Exercise set:
A) Translate this sentence from the forum post below into French: "For this reason, I wonder if the Round the Forth route is not too far."
B) Using the forum post below, answer yes or no to each statement and quote the words that decide it: (i) Audax rides are meant for experienced riders. (ii) Forum rides usually include serious hills. (iii) The writer thinks the next ride should probably be in the east.
C) Carry on the forum post below about Audax rides and CC Scotland Forum rides from the point where it ends.
-- Start Given text --
Let's not start mixing up Audax rides, which are for experienced riders, who are capable of being self-sufficient for the length of the ride (usually over 100km) .....

..... with CC Scotland Forum rides, which are social rides for everyone - and therefore more "beginners' routes", ie shorter in distance (+- 50 km), no serious hills, usually on quiet, unclassified roads and preferably near a railway station (and Tesco carpark ), thus allowing access for those who have no car.

For this reason, I wonder if the Round the Forth route is not too far. We want to encourage folk who have never ridden on the road before (you know who you are ), folk who are starting out riding (again), who have never ridden more than 20 miles in one go, as well as those who are fit greyhounds, who don't mind stopping frequently and waiting for the rest (and getting us lost occasionally - you know who YOU are  !). One of the delights of our Forum rides is that no one is left behind, no one needs to feel embarrassed about being slow - and no one gets the first round in  !

I also agree with mags (of course [bows in submission] ), that we should probably be over in the west this time BUT this requires a west-based person to come up with a route and date - and probably in the next week .
-- End Given text --
-- Start Extracted material --
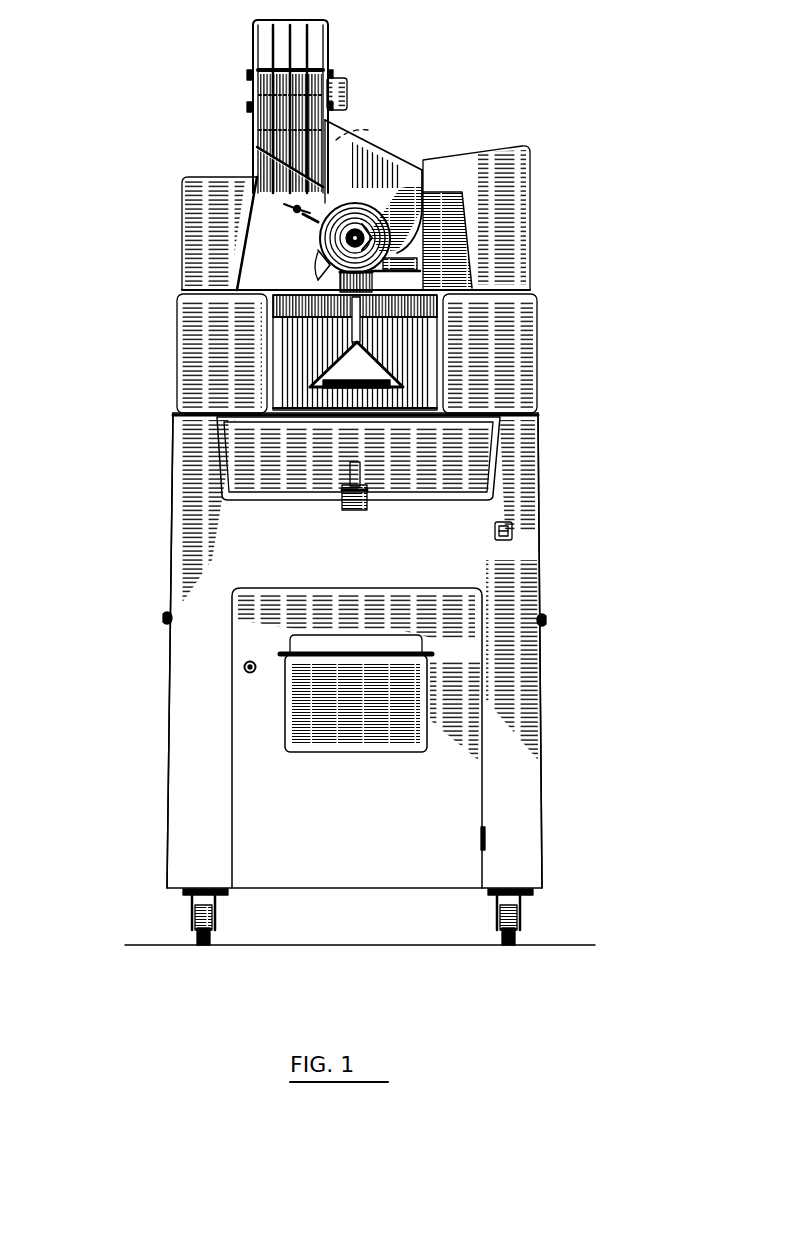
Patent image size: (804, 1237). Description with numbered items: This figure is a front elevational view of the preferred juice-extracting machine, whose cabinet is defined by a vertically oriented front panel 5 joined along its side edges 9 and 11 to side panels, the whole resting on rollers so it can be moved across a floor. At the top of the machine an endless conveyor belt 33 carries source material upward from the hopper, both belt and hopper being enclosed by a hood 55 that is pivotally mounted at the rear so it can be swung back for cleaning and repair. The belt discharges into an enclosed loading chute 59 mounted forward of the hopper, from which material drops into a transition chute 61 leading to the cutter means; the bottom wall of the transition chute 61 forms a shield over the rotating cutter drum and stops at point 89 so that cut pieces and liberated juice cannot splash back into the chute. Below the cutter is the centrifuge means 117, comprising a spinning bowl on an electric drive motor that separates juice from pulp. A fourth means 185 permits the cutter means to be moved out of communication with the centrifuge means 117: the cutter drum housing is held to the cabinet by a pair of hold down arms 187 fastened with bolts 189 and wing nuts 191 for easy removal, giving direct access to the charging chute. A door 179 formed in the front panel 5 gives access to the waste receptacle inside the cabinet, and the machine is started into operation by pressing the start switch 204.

The front panel 5 is at (193, 532).
The side edge 9 is at (172, 698).
The side edge 11 is at (538, 693).
The endless conveyor belt 33 is at (267, 67).
The hood 55 is at (193, 205).
The enclosed loading chute 59 is at (327, 23).
The transition chute 61 is at (360, 139).
The point 89 is at (350, 202).
The centrifuge means 117 is at (452, 341).
The door 179 is at (242, 712).
The fourth means 185 is at (412, 247).
The hold down arms 187 is at (320, 250).
The bolts 189 is at (284, 204).
The wing nuts 191 is at (303, 214).
The start switch 204 is at (512, 530).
-- End Extracted material --
Responses for each task:
A) Pour cette raison, je me demande si le parcours Round the Forth n'est pas trop long.

B)
(i) Yes: "Audax rides, which are for experienced riders"
(ii) No: "no serious hills"
(iii) No: "we should probably be over in the west this time"

C)
*Failing that, let's do the Round the Forth on Saturday 26 September, starting at Dalmeny station at 1030 ......*

.... and do the Paisley/Pollock route in October.

There, sorted !



[runs for cover .....]


----------



## pickup1980 (16 Sep 2009)

Failing that, let's do the Round the Forth on Saturday 26 September, starting at Dalmeny station at 1030 



how far is that


----------



## Scoosh (16 Sep 2009)

HonestMan1910 said:


> 2 bridges, don't know if you guys have done this before ?
> 
> Starting at South Queensferry, over the Forth Bridge and then along the north side of the Forth to Kincardine and crossing either the Kincardine Bridge or Clackmannanshire Bridge and then back down to South Queensferry, approx 44 miles if using the crossing at the new bridge.



I think it's about 44 miles but haven't done it myself yet.


----------



## Scoosh (16 Sep 2009)

scoosh said:


> *Failing that, let's do the Round the Forth on Saturday 26 September, starting at Dalmeny station at 1030 ......*



Anyone coming ?

Who is IN ?


----------



## ACS (16 Sep 2009)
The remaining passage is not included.